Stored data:
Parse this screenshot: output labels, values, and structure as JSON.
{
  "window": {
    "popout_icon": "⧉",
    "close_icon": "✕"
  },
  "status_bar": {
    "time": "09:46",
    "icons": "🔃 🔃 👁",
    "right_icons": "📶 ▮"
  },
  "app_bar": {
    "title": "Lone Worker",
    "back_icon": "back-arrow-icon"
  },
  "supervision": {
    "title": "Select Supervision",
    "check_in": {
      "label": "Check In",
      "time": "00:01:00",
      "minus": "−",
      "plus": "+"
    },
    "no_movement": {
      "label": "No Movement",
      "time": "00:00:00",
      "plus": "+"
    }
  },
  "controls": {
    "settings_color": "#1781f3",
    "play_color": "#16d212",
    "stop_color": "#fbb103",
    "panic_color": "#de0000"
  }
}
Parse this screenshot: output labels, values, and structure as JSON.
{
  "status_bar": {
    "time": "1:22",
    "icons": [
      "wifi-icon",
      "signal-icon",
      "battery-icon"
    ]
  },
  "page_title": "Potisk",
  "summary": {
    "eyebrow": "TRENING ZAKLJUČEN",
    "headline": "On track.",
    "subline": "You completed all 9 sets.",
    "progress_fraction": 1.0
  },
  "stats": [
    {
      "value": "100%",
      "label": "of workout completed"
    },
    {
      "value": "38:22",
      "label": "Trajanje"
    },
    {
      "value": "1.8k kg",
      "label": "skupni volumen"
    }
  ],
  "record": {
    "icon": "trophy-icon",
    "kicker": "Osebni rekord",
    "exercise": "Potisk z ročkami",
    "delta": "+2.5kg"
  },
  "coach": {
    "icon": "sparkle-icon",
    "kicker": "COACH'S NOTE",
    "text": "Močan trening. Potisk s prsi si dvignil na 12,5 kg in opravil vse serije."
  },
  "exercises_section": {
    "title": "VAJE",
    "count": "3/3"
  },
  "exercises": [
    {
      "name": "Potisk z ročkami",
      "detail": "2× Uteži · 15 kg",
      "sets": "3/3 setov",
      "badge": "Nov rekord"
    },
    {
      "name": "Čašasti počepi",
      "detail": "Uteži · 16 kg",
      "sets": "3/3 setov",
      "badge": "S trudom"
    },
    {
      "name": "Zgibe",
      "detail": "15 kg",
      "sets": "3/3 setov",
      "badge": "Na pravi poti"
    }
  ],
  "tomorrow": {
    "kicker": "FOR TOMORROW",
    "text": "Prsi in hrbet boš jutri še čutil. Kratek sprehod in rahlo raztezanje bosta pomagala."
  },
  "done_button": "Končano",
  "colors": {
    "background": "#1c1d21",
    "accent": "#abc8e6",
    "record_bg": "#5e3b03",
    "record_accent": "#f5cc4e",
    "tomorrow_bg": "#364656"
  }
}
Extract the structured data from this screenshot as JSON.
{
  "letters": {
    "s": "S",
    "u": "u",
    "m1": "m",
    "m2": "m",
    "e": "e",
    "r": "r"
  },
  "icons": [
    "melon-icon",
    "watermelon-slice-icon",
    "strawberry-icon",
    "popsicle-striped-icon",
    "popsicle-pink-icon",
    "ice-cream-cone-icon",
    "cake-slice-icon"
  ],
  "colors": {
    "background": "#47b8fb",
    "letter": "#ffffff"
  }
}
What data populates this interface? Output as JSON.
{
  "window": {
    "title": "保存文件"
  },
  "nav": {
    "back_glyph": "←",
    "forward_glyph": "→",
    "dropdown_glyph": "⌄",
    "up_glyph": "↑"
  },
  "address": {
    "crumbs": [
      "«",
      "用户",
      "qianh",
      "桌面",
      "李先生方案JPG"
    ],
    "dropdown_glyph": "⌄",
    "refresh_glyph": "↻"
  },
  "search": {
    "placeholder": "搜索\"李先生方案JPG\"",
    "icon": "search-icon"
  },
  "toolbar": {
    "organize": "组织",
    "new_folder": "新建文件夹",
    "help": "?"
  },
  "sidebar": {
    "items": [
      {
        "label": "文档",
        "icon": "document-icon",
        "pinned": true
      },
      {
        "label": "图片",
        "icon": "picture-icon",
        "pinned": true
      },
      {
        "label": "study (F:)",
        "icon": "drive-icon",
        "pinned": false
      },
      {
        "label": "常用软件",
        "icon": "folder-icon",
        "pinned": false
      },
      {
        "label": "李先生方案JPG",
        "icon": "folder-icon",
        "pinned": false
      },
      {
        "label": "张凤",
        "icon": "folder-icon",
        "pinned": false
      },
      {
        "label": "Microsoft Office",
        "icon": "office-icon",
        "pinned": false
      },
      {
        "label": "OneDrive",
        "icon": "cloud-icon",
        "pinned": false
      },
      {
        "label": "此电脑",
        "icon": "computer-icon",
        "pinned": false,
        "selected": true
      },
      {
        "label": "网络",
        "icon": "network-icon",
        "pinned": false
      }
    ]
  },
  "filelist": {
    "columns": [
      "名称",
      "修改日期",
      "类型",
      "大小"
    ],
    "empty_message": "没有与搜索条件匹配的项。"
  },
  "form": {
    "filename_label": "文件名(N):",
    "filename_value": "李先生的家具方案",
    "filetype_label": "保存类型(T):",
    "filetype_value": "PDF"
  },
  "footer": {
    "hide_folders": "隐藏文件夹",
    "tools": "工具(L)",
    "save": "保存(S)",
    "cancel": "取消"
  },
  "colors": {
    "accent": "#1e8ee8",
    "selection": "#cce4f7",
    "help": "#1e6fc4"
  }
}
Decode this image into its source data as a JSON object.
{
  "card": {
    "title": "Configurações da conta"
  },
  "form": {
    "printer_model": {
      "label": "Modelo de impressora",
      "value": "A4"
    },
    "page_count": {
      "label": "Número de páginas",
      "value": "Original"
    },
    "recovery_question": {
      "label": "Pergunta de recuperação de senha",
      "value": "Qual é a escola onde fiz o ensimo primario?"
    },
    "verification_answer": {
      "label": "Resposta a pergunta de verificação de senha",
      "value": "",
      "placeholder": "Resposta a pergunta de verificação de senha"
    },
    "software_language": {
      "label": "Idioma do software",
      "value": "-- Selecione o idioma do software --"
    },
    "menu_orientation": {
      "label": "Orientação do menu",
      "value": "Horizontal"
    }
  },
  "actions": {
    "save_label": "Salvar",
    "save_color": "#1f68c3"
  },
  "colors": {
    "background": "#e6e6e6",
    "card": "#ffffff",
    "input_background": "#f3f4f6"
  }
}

EXERCISE BRIEF | Gather all lines from the records above in which "text" appears.

SOLUTION FOR THIS PROBLEM |
    "text": "Močan trening. Potisk s prsi si dvignil na 12,5 kg in opravil vse serije."
    "text": "Prsi in hrbet boš jutri še čutil. Kratek sprehod in rahlo raztezanje bosta pomagala."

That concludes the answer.